Source records
::::

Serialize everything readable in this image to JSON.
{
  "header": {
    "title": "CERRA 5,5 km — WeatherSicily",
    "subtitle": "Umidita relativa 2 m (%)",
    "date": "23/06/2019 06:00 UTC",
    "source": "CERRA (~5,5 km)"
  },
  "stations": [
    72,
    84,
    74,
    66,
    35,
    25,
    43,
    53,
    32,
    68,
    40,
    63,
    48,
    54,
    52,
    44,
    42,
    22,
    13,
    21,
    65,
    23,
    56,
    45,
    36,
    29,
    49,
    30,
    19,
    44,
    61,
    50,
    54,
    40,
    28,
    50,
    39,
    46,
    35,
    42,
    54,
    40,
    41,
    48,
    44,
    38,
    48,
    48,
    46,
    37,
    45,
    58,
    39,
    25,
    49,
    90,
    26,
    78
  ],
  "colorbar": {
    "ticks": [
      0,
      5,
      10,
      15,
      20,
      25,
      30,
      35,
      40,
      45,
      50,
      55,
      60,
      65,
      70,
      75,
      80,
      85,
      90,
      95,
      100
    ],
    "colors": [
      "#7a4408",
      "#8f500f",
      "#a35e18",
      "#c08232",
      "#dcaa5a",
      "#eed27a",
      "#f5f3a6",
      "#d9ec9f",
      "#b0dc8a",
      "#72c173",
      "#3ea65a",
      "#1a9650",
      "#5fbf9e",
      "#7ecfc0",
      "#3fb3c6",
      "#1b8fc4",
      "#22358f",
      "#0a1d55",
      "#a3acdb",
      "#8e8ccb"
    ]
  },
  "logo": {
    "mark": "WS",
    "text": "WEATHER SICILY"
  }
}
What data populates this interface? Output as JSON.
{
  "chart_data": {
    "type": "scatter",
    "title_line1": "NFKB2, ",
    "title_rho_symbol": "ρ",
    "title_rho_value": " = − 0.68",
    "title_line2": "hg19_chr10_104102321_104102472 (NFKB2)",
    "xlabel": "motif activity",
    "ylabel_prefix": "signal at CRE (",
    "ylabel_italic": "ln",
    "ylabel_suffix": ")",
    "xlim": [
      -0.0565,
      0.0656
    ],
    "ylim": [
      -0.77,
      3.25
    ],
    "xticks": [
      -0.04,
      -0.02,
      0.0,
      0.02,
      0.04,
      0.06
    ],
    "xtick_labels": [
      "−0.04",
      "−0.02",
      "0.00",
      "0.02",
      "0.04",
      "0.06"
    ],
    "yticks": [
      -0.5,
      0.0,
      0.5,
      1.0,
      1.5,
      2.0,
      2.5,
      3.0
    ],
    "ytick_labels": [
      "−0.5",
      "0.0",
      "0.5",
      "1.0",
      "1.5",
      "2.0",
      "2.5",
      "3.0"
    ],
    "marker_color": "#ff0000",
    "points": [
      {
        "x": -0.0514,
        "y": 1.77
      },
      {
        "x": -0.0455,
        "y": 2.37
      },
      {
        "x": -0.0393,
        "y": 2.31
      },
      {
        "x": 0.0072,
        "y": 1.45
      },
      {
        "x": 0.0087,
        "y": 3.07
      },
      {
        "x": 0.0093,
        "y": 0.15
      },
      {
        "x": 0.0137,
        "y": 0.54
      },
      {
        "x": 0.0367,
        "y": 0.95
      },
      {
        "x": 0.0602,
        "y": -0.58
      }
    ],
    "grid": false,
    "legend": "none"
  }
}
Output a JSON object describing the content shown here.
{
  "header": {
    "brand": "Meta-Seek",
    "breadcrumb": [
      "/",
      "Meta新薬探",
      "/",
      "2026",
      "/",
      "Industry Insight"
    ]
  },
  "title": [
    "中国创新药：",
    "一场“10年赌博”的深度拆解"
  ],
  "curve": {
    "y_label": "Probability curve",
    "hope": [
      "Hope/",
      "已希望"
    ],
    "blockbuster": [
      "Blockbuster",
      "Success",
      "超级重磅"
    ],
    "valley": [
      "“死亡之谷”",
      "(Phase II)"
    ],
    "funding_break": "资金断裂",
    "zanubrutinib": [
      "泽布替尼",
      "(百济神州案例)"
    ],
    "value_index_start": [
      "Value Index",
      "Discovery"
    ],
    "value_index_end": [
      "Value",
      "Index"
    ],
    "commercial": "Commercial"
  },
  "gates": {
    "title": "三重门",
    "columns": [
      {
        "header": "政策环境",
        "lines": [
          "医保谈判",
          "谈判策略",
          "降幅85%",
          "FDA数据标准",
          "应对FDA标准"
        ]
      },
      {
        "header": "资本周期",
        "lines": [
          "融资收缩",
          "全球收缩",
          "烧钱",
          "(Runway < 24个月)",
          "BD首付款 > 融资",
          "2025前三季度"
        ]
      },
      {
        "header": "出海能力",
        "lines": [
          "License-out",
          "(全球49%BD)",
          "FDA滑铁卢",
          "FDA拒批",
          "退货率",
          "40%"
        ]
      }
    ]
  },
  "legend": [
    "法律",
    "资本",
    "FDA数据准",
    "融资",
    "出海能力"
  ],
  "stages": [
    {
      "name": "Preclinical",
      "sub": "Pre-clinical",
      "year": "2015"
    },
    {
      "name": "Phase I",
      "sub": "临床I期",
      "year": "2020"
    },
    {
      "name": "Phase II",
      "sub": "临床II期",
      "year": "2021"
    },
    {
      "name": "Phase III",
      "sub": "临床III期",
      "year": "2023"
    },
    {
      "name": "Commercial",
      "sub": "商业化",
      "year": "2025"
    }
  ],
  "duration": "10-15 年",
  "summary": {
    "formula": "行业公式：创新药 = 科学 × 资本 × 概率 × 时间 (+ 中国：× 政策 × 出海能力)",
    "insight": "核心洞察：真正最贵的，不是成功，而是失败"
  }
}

::::

Instruction
Quote each line of the data above exactly as written.

Expected output
Serialize everything readable in this image to JSON.
{
  "header": {
    "title": "CERRA 5,5 km — WeatherSicily",
    "subtitle": "Umidita relativa 2 m (%)",
    "date": "23/06/2019 06:00 UTC",
    "source": "CERRA (~5,5 km)"
  },
  "stations": [
    72,
    84,
    74,
    66,
    35,
    25,
    43,
    53,
    32,
    68,
    40,
    63,
    48,
    54,
    52,
    44,
    42,
    22,
    13,
    21,
    65,
    23,
    56,
    45,
    36,
    29,
    49,
    30,
    19,
    44,
    61,
    50,
    54,
    40,
    28,
    50,
    39,
    46,
    35,
    42,
    54,
    40,
    41,
    48,
    44,
    38,
    48,
    48,
    46,
    37,
    45,
    58,
    39,
    25,
    49,
    90,
    26,
    78
  ],
  "colorbar": {
    "ticks": [
      0,
      5,
      10,
      15,
      20,
      25,
      30,
      35,
      40,
      45,
      50,
      55,
      60,
      65,
      70,
      75,
      80,
      85,
      90,
      95,
      100
    ],
    "colors": [
      "#7a4408",
      "#8f500f",
      "#a35e18",
      "#c08232",
      "#dcaa5a",
      "#eed27a",
      "#f5f3a6",
      "#d9ec9f",
      "#b0dc8a",
      "#72c173",
      "#3ea65a",
      "#1a9650",
      "#5fbf9e",
      "#7ecfc0",
      "#3fb3c6",
      "#1b8fc4",
      "#22358f",
      "#0a1d55",
      "#a3acdb",
      "#8e8ccb"
    ]
  },
  "logo": {
    "mark": "WS",
    "text": "WEATHER SICILY"
  }
}
What data populates this interface? Output as JSON.
{
  "chart_data": {
    "type": "scatter",
    "title_line1": "NFKB2, ",
    "title_rho_symbol": "ρ",
    "title_rho_value": " = − 0.68",
    "title_line2": "hg19_chr10_104102321_104102472 (NFKB2)",
    "xlabel": "motif activity",
    "ylabel_prefix": "signal at CRE (",
    "ylabel_italic": "ln",
    "ylabel_suffix": ")",
    "xlim": [
      -0.0565,
      0.0656
    ],
    "ylim": [
      -0.77,
      3.25
    ],
    "xticks": [
      -0.04,
      -0.02,
      0.0,
      0.02,
      0.04,
      0.06
    ],
    "xtick_labels": [
      "−0.04",
      "−0.02",
      "0.00",
      "0.02",
      "0.04",
      "0.06"
    ],
    "yticks": [
      -0.5,
      0.0,
      0.5,
      1.0,
      1.5,
      2.0,
      2.5,
      3.0
    ],
    "ytick_labels": [
      "−0.5",
      "0.0",
      "0.5",
      "1.0",
      "1.5",
      "2.0",
      "2.5",
      "3.0"
    ],
    "marker_color": "#ff0000",
    "points": [
      {
        "x": -0.0514,
        "y": 1.77
      },
      {
        "x": -0.0455,
        "y": 2.37
      },
      {
        "x": -0.0393,
        "y": 2.31
      },
      {
        "x": 0.0072,
        "y": 1.45
      },
      {
        "x": 0.0087,
        "y": 3.07
      },
      {
        "x": 0.0093,
        "y": 0.15
      },
      {
        "x": 0.0137,
        "y": 0.54
      },
      {
        "x": 0.0367,
        "y": 0.95
      },
      {
        "x": 0.0602,
        "y": -0.58
      }
    ],
    "grid": false,
    "legend": "none"
  }
}
Output a JSON object describing the content shown here.
{
  "header": {
    "brand": "Meta-Seek",
    "breadcrumb": [
      "/",
      "Meta新薬探",
      "/",
      "2026",
      "/",
      "Industry Insight"
    ]
  },
  "title": [
    "中国创新药：",
    "一场“10年赌博”的深度拆解"
  ],
  "curve": {
    "y_label": "Probability curve",
    "hope": [
      "Hope/",
      "已希望"
    ],
    "blockbuster": [
      "Blockbuster",
      "Success",
      "超级重磅"
    ],
    "valley": [
      "“死亡之谷”",
      "(Phase II)"
    ],
    "funding_break": "资金断裂",
    "zanubrutinib": [
      "泽布替尼",
      "(百济神州案例)"
    ],
    "value_index_start": [
      "Value Index",
      "Discovery"
    ],
    "value_index_end": [
      "Value",
      "Index"
    ],
    "commercial": "Commercial"
  },
  "gates": {
    "title": "三重门",
    "columns": [
      {
        "header": "政策环境",
        "lines": [
          "医保谈判",
          "谈判策略",
          "降幅85%",
          "FDA数据标准",
          "应对FDA标准"
        ]
      },
      {
        "header": "资本周期",
        "lines": [
          "融资收缩",
          "全球收缩",
          "烧钱",
          "(Runway < 24个月)",
          "BD首付款 > 融资",
          "2025前三季度"
        ]
      },
      {
        "header": "出海能力",
        "lines": [
          "License-out",
          "(全球49%BD)",
          "FDA滑铁卢",
          "FDA拒批",
          "退货率",
          "40%"
        ]
      }
    ]
  },
  "legend": [
    "法律",
    "资本",
    "FDA数据准",
    "融资",
    "出海能力"
  ],
  "stages": [
    {
      "name": "Preclinical",
      "sub": "Pre-clinical",
      "year": "2015"
    },
    {
      "name": "Phase I",
      "sub": "临床I期",
      "year": "2020"
    },
    {
      "name": "Phase II",
      "sub": "临床II期",
      "year": "2021"
    },
    {
      "name": "Phase III",
      "sub": "临床III期",
      "year": "2023"
    },
    {
      "name": "Commercial",
      "sub": "商业化",
      "year": "2025"
    }
  ],
  "duration": "10-15 年",
  "summary": {
    "formula": "行业公式：创新药 = 科学 × 资本 × 概率 × 时间 (+ 中国：× 政策 × 出海能力)",
    "insight": "核心洞察：真正最贵的，不是成功，而是失败"
  }
}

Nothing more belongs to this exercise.